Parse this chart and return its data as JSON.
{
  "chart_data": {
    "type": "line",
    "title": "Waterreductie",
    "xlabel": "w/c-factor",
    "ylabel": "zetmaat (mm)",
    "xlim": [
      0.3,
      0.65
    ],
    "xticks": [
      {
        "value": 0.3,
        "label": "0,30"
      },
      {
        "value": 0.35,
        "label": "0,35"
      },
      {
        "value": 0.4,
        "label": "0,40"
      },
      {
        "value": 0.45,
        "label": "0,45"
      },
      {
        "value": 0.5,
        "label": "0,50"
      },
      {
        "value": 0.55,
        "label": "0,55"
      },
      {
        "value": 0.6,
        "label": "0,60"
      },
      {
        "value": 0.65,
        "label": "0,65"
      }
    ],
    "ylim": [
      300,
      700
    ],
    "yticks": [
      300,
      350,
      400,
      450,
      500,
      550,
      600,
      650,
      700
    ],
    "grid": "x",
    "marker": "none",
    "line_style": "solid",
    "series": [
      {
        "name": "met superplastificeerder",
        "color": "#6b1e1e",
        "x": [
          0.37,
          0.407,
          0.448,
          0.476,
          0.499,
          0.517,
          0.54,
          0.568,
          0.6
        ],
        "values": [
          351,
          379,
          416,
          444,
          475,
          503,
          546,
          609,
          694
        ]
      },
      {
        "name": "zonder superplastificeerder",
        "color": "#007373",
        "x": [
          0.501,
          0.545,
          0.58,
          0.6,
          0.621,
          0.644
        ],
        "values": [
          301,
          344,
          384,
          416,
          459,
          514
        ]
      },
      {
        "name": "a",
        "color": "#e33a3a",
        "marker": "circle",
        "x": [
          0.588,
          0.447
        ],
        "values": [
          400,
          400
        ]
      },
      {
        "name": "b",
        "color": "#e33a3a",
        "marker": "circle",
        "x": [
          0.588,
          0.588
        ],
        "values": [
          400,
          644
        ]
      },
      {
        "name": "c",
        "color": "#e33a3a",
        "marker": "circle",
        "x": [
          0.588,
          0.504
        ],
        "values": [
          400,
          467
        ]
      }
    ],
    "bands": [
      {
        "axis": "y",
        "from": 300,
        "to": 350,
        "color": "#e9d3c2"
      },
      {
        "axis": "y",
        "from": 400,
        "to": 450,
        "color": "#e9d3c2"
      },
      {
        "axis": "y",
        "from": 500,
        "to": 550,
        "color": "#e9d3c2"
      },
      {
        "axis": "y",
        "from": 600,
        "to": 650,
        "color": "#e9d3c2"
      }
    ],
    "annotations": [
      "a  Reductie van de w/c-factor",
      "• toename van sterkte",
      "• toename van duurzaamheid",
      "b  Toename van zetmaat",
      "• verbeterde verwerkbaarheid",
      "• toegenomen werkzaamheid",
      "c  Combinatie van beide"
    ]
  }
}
************
> [Requirement] Each line of the records should be repeated exactly as it stands.

> [Answer to this task]
Parse this chart and return its data as JSON.
{
  "chart_data": {
    "type": "line",
    "title": "Waterreductie",
    "xlabel": "w/c-factor",
    "ylabel": "zetmaat (mm)",
    "xlim": [
      0.3,
      0.65
    ],
    "xticks": [
      {
        "value": 0.3,
        "label": "0,30"
      },
      {
        "value": 0.35,
        "label": "0,35"
      },
      {
        "value": 0.4,
        "label": "0,40"
      },
      {
        "value": 0.45,
        "label": "0,45"
      },
      {
        "value": 0.5,
        "label": "0,50"
      },
      {
        "value": 0.55,
        "label": "0,55"
      },
      {
        "value": 0.6,
        "label": "0,60"
      },
      {
        "value": 0.65,
        "label": "0,65"
      }
    ],
    "ylim": [
      300,
      700
    ],
    "yticks": [
      300,
      350,
      400,
      450,
      500,
      550,
      600,
      650,
      700
    ],
    "grid": "x",
    "marker": "none",
    "line_style": "solid",
    "series": [
      {
        "name": "met superplastificeerder",
        "color": "#6b1e1e",
        "x": [
          0.37,
          0.407,
          0.448,
          0.476,
          0.499,
          0.517,
          0.54,
          0.568,
          0.6
        ],
        "values": [
          351,
          379,
          416,
          444,
          475,
          503,
          546,
          609,
          694
        ]
      },
      {
        "name": "zonder superplastificeerder",
        "color": "#007373",
        "x": [
          0.501,
          0.545,
          0.58,
          0.6,
          0.621,
          0.644
        ],
        "values": [
          301,
          344,
          384,
          416,
          459,
          514
        ]
      },
      {
        "name": "a",
        "color": "#e33a3a",
        "marker": "circle",
        "x": [
          0.588,
          0.447
        ],
        "values": [
          400,
          400
        ]
      },
      {
        "name": "b",
        "color": "#e33a3a",
        "marker": "circle",
        "x": [
          0.588,
          0.588
        ],
        "values": [
          400,
          644
        ]
      },
      {
        "name": "c",
        "color": "#e33a3a",
        "marker": "circle",
        "x": [
          0.588,
          0.504
        ],
        "values": [
          400,
          467
        ]
      }
    ],
    "bands": [
      {
        "axis": "y",
        "from": 300,
        "to": 350,
        "color": "#e9d3c2"
      },
      {
        "axis": "y",
        "from": 400,
        "to": 450,
        "color": "#e9d3c2"
      },
      {
        "axis": "y",
        "from": 500,
        "to": 550,
        "color": "#e9d3c2"
      },
      {
        "axis": "y",
        "from": 600,
        "to": 650,
        "color": "#e9d3c2"
      }
    ],
    "annotations": [
      "a  Reductie van de w/c-factor",
      "• toename van sterkte",
      "• toename van duurzaamheid",
      "b  Toename van zetmaat",
      "• verbeterde verwerkbaarheid",
      "• toegenomen werkzaamheid",
      "c  Combinatie van beide"
    ]
  }
}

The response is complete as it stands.